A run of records
================
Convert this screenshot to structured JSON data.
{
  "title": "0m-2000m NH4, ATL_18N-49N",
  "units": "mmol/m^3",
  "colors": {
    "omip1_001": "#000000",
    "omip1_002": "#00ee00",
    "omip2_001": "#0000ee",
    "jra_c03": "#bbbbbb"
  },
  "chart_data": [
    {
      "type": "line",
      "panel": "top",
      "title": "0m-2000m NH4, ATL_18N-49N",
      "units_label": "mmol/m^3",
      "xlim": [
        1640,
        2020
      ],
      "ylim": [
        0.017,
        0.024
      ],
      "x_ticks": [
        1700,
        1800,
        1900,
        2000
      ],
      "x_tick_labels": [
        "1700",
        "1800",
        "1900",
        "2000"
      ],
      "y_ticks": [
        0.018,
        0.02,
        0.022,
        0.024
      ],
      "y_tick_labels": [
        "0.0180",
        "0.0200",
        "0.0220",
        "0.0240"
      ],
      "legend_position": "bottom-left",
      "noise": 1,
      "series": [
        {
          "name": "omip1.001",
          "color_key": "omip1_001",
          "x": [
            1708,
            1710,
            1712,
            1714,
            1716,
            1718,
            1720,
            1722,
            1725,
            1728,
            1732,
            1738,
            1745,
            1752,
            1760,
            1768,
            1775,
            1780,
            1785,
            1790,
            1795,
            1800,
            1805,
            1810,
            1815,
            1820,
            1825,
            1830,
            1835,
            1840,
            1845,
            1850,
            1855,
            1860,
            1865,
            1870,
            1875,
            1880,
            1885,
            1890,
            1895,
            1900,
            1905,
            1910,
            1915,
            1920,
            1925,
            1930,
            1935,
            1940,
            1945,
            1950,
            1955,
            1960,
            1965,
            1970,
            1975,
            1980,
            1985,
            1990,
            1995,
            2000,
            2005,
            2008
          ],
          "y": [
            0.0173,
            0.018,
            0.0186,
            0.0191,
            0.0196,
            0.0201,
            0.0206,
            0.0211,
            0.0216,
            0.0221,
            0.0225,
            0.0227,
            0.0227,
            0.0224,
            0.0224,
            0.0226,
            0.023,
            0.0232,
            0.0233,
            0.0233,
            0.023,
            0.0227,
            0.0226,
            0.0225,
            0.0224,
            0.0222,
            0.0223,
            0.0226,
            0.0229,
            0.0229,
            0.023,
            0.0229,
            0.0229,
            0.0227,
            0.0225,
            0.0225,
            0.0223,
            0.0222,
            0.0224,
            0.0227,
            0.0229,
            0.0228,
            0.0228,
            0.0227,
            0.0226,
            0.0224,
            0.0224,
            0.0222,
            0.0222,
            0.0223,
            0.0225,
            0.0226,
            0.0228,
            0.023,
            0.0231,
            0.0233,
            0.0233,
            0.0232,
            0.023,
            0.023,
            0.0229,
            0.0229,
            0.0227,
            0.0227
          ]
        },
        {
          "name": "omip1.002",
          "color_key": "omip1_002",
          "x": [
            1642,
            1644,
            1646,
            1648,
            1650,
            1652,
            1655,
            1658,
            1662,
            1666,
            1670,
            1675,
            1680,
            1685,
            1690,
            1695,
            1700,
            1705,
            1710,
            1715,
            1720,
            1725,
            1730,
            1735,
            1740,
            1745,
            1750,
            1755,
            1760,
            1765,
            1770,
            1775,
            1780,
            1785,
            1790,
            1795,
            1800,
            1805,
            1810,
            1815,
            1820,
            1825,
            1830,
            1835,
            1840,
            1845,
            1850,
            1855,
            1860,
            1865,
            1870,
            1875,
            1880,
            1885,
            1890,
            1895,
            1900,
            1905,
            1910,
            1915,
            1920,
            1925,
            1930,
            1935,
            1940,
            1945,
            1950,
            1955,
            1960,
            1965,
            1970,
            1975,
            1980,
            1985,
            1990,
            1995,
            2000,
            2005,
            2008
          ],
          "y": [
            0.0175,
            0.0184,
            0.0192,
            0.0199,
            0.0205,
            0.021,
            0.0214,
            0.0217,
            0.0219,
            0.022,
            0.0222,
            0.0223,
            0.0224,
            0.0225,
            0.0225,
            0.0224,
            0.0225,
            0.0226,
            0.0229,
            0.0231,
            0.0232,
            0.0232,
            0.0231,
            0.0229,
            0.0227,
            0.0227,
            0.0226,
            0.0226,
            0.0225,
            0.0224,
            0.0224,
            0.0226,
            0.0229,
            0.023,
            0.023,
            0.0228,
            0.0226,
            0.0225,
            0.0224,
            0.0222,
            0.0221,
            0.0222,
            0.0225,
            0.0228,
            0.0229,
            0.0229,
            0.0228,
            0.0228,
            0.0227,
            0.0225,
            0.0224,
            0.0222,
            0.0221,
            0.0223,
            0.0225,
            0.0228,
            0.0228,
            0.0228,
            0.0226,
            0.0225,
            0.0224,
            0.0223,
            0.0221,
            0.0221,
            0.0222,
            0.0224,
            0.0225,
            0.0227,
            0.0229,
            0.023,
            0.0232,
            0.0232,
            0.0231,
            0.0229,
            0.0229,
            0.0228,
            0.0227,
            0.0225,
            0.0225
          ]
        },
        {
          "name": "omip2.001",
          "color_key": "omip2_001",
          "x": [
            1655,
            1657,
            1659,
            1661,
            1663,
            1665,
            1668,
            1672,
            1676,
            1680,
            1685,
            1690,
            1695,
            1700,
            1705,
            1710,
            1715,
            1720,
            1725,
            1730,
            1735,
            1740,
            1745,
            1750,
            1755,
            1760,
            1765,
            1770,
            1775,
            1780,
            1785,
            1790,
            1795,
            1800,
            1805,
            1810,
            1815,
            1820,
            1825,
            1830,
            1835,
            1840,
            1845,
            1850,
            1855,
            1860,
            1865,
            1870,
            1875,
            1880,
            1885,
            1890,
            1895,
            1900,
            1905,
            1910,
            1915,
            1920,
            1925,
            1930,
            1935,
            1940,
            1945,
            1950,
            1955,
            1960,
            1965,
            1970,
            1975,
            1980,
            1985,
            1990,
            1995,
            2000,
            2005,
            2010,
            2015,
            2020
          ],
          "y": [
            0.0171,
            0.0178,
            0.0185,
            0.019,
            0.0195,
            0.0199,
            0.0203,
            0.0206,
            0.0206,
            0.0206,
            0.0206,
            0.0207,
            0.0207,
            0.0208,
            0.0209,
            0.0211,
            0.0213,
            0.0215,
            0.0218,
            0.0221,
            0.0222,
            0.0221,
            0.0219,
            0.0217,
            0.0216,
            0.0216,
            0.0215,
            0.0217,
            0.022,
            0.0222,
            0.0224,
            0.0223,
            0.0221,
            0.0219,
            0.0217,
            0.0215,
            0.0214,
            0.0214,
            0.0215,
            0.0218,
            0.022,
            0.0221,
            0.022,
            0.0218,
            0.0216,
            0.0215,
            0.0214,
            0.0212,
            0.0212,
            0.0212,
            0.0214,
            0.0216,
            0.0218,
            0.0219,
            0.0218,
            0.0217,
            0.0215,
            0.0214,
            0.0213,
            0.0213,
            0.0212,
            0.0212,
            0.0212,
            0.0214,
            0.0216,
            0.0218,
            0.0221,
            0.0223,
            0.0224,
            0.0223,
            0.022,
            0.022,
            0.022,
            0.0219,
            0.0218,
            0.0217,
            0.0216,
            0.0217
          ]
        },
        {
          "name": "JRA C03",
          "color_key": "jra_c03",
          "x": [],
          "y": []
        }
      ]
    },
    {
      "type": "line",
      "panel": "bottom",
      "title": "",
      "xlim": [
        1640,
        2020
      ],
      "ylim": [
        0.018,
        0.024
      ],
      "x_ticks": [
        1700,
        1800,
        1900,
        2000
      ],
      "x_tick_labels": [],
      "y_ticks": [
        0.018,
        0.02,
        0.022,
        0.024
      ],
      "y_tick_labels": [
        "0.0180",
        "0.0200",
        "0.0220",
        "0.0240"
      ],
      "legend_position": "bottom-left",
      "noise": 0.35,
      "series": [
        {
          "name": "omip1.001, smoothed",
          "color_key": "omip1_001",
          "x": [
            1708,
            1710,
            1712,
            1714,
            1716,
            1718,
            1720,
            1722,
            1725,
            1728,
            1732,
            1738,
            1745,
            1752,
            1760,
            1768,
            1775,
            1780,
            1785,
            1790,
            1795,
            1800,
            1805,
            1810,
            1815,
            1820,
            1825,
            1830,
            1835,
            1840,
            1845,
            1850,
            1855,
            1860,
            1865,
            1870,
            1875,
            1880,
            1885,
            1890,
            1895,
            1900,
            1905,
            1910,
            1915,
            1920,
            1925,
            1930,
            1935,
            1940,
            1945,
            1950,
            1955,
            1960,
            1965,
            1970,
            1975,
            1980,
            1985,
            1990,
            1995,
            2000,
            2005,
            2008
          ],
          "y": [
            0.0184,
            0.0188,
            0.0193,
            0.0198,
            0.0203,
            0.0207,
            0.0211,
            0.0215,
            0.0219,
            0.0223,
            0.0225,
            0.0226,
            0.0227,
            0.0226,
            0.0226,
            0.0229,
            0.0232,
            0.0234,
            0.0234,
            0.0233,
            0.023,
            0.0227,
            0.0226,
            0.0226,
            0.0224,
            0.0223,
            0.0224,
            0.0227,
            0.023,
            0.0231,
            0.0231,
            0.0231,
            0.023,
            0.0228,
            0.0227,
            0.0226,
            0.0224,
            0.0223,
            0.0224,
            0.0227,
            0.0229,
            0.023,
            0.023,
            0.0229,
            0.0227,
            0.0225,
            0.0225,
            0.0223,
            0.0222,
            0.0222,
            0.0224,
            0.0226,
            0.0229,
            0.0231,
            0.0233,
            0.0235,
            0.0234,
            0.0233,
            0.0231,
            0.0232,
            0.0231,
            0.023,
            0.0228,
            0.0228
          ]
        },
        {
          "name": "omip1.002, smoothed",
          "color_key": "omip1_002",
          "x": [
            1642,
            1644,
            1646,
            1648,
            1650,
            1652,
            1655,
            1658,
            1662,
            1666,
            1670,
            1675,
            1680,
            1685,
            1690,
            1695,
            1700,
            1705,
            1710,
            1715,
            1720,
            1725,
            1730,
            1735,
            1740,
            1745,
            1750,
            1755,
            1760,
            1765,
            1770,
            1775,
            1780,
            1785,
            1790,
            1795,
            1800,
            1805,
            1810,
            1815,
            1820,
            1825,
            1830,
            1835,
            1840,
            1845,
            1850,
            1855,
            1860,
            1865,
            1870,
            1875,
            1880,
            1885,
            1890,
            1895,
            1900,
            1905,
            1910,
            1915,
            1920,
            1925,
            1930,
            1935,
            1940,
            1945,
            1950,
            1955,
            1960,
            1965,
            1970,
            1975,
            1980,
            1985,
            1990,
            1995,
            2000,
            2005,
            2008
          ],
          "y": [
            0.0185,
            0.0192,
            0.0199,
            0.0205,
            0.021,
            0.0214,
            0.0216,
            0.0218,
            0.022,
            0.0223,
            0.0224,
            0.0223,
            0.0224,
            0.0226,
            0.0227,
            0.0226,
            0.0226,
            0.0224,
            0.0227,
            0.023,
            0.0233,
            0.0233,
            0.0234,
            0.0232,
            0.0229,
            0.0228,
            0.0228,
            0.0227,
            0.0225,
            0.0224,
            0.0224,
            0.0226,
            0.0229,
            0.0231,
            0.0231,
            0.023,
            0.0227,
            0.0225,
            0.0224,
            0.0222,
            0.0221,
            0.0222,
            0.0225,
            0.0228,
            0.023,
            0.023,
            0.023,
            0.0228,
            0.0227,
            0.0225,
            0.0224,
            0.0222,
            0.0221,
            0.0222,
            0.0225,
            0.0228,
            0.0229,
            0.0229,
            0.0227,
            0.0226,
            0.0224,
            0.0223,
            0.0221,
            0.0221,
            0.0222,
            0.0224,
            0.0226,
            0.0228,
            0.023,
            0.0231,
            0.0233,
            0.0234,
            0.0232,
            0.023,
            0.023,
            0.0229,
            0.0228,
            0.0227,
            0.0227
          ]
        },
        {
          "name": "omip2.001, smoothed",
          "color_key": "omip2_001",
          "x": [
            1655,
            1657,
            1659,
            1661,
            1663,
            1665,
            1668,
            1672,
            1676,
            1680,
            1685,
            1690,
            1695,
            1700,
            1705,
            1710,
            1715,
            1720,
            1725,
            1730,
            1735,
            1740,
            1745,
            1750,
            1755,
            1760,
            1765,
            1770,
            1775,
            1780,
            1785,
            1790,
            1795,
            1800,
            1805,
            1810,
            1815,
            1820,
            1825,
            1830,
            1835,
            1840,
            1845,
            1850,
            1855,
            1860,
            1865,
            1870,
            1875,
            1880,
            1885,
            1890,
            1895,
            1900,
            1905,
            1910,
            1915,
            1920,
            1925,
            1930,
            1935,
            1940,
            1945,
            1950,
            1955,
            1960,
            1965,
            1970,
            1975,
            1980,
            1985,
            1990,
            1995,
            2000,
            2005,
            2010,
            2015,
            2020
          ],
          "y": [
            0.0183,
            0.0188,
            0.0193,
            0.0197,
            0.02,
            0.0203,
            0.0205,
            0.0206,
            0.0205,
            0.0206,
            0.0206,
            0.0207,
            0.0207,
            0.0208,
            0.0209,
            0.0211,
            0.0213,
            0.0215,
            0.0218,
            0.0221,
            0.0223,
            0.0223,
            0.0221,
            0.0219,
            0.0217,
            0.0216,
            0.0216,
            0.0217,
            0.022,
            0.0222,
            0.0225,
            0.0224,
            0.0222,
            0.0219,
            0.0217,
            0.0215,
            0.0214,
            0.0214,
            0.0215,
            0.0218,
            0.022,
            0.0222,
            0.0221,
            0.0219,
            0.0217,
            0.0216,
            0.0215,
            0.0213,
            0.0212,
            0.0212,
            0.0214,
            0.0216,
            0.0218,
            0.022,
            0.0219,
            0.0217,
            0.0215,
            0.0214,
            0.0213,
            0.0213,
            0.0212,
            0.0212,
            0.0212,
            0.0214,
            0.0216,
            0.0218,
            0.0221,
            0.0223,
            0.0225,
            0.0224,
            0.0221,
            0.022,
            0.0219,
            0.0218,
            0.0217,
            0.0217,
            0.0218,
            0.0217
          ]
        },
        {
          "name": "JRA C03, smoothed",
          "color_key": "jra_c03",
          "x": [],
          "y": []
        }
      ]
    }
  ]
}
================
● TASK DESCRIPTION: Show the lines where the word "smoothed" appears in the entries.

● RESPONSE TO THE TASK:
          "name": "omip1.001, smoothed",
          "name": "omip1.002, smoothed",
          "name": "omip2.001, smoothed",
          "name": "JRA C03, smoothed",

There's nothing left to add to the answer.